***** Records supplied *****

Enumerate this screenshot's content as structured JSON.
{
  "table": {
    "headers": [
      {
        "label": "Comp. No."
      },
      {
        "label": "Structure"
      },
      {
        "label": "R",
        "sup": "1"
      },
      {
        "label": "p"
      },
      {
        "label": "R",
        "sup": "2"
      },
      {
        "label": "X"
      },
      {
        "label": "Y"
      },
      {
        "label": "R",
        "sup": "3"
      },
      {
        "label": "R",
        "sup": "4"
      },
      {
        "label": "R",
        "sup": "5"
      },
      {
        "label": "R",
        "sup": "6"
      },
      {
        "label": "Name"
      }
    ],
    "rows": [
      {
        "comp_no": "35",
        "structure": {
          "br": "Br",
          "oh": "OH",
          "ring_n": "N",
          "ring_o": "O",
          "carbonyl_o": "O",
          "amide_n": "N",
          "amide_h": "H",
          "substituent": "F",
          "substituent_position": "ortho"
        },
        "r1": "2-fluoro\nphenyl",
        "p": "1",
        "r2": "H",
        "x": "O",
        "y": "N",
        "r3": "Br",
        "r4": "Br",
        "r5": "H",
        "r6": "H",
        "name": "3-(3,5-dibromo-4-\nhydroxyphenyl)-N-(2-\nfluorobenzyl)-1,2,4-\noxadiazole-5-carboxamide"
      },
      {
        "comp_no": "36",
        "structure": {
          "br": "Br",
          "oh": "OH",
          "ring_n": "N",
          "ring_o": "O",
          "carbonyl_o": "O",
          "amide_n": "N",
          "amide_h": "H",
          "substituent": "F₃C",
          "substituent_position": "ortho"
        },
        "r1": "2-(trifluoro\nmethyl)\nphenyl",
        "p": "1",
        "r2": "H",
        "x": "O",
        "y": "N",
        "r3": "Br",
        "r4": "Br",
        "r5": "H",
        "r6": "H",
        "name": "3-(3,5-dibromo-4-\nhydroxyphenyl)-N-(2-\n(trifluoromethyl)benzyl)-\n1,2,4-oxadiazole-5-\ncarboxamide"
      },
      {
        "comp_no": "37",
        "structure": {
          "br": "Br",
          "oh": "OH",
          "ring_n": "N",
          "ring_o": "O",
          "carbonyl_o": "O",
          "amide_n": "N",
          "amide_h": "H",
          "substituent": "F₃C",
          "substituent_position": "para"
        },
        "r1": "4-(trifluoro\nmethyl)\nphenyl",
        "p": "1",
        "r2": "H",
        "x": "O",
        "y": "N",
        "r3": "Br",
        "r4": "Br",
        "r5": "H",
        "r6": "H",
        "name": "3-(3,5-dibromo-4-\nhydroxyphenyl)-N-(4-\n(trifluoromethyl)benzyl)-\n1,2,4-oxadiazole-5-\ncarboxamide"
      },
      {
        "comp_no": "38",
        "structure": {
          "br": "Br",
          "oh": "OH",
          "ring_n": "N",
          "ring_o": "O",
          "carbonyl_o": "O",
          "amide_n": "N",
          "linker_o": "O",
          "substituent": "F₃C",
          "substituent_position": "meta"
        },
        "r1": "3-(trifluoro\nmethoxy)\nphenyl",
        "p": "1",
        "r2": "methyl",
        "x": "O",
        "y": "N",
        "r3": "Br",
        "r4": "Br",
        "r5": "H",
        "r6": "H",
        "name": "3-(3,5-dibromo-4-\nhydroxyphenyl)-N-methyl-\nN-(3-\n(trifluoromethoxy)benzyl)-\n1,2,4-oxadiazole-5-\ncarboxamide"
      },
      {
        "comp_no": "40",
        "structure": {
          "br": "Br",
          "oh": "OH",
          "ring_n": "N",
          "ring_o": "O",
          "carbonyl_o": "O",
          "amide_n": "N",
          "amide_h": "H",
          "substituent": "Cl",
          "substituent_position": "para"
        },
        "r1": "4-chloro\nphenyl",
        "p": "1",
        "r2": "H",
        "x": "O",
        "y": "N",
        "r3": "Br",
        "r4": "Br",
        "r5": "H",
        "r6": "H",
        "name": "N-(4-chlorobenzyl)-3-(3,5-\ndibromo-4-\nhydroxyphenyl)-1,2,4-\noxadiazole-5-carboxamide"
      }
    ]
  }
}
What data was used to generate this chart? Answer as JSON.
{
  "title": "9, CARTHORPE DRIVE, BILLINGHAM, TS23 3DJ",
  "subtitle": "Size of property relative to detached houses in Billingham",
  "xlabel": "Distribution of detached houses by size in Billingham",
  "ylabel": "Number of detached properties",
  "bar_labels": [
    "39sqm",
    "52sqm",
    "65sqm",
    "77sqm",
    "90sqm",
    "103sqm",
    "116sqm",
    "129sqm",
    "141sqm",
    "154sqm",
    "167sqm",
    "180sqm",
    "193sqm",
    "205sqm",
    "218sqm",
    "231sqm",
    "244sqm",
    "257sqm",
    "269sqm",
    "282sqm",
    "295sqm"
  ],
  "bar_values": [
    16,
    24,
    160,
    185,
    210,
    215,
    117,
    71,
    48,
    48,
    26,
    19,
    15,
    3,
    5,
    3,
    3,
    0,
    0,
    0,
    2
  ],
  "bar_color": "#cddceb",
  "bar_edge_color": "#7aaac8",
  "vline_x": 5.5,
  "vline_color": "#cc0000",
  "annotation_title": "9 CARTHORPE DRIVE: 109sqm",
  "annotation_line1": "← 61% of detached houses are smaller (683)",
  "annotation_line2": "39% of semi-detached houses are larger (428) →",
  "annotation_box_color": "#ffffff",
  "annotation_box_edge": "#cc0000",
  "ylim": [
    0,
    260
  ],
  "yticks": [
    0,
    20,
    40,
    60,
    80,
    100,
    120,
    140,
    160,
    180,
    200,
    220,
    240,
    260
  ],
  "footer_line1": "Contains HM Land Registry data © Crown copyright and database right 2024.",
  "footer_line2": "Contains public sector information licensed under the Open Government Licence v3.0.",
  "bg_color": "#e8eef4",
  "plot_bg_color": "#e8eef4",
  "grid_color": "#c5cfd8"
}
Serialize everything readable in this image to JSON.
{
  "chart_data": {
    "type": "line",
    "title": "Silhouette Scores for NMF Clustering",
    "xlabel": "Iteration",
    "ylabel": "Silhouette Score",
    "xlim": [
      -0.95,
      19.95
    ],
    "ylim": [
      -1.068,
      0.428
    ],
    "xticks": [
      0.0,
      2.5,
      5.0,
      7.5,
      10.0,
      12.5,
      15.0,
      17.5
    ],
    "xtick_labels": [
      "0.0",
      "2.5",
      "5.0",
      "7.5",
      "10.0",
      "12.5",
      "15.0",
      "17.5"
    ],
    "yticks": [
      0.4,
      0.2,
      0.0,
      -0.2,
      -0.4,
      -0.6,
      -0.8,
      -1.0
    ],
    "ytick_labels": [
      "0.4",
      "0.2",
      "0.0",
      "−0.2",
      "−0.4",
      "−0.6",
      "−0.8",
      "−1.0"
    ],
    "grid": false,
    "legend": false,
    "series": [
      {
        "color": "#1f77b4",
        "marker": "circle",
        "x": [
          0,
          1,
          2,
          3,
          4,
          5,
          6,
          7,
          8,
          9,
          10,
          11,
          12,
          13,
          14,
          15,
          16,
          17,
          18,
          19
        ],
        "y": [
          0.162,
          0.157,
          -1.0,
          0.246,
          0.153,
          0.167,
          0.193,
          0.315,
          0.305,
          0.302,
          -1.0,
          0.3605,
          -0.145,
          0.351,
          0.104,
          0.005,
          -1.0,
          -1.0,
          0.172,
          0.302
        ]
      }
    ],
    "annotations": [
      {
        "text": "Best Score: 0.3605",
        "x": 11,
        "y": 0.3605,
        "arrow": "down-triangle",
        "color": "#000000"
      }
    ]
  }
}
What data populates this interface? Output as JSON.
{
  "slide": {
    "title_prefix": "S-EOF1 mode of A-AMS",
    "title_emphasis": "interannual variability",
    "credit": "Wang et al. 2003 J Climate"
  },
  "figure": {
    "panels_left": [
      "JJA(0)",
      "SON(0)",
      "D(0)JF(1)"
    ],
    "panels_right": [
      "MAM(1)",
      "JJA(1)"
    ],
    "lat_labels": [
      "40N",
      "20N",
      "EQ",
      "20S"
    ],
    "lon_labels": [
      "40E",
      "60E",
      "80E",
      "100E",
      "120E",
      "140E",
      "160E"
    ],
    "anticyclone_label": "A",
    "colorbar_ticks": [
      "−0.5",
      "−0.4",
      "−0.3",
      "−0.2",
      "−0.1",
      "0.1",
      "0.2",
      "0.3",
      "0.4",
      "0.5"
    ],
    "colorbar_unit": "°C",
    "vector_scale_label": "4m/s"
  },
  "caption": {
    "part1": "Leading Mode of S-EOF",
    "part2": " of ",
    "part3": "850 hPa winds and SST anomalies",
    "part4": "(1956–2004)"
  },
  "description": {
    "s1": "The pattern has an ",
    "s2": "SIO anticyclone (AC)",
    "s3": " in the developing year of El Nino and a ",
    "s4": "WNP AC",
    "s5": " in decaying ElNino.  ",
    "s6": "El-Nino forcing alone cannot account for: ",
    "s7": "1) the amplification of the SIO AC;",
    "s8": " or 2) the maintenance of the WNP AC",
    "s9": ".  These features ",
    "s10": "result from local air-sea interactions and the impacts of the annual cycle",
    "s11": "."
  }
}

*****

__Exercise goal__. Where a line above includes "Contains", copy that line.

__Task response__.
  "footer_line1": "Contains HM Land Registry data © Crown copyright and database right 2024.",
  "footer_line2": "Contains public sector information licensed under the Open Government Licence v3.0.",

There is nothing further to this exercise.